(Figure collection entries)
┌────────
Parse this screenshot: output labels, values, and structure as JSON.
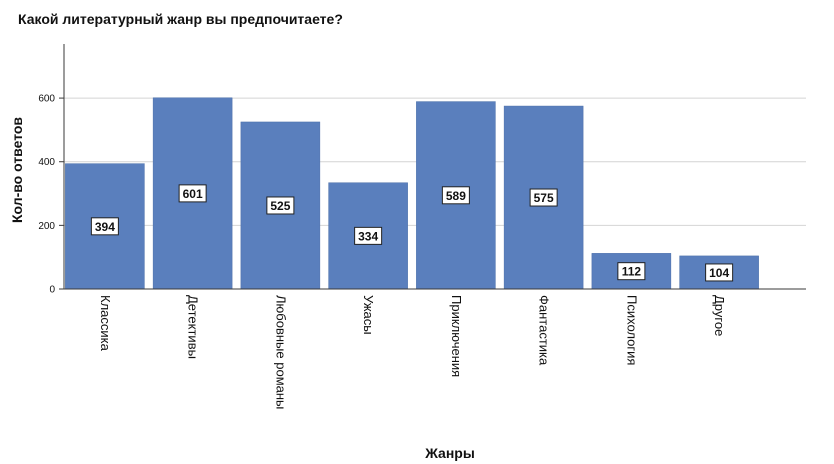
{
  "chart_data": {
    "type": "bar",
    "title": "Какой литературный жанр вы предпочитаете?",
    "xlabel": "Жанры",
    "ylabel": "Кол-во ответов",
    "categories": [
      "Классика",
      "Детективы",
      "Любовные романы",
      "Ужасы",
      "Приключения",
      "Фантастика",
      "Психология",
      "Другое"
    ],
    "values": [
      394,
      601,
      525,
      334,
      589,
      575,
      112,
      104
    ],
    "data_labels": [
      "394",
      "601",
      "525",
      "334",
      "589",
      "575",
      "112",
      "104"
    ],
    "ylim": [
      0,
      770
    ],
    "yticks": [
      0,
      200,
      400,
      600
    ],
    "ytick_labels": [
      "0",
      "200",
      "400",
      "600"
    ],
    "grid": true,
    "colors": {
      "bar": "#5a7fbd",
      "bar_edge": "#4a6ea8",
      "grid": "#d4d4d4",
      "axis": "#3a3a3a",
      "text": "#111111"
    }
  }
}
└────────
> **AIM OF THE EXERCISE**:
Reproduce each line word for word and drop the pictures.

> **TASK SOLUTION**:
Parse this screenshot: output labels, values, and structure as JSON.
{
  "chart_data": {
    "type": "bar",
    "title": "Какой литературный жанр вы предпочитаете?",
    "xlabel": "Жанры",
    "ylabel": "Кол-во ответов",
    "categories": [
      "Классика",
      "Детективы",
      "Любовные романы",
      "Ужасы",
      "Приключения",
      "Фантастика",
      "Психология",
      "Другое"
    ],
    "values": [
      394,
      601,
      525,
      334,
      589,
      575,
      112,
      104
    ],
    "data_labels": [
      "394",
      "601",
      "525",
      "334",
      "589",
      "575",
      "112",
      "104"
    ],
    "ylim": [
      0,
      770
    ],
    "yticks": [
      0,
      200,
      400,
      600
    ],
    "ytick_labels": [
      "0",
      "200",
      "400",
      "600"
    ],
    "grid": true,
    "colors": {
      "bar": "#5a7fbd",
      "bar_edge": "#4a6ea8",
      "grid": "#d4d4d4",
      "axis": "#3a3a3a",
      "text": "#111111"
    }
  }
}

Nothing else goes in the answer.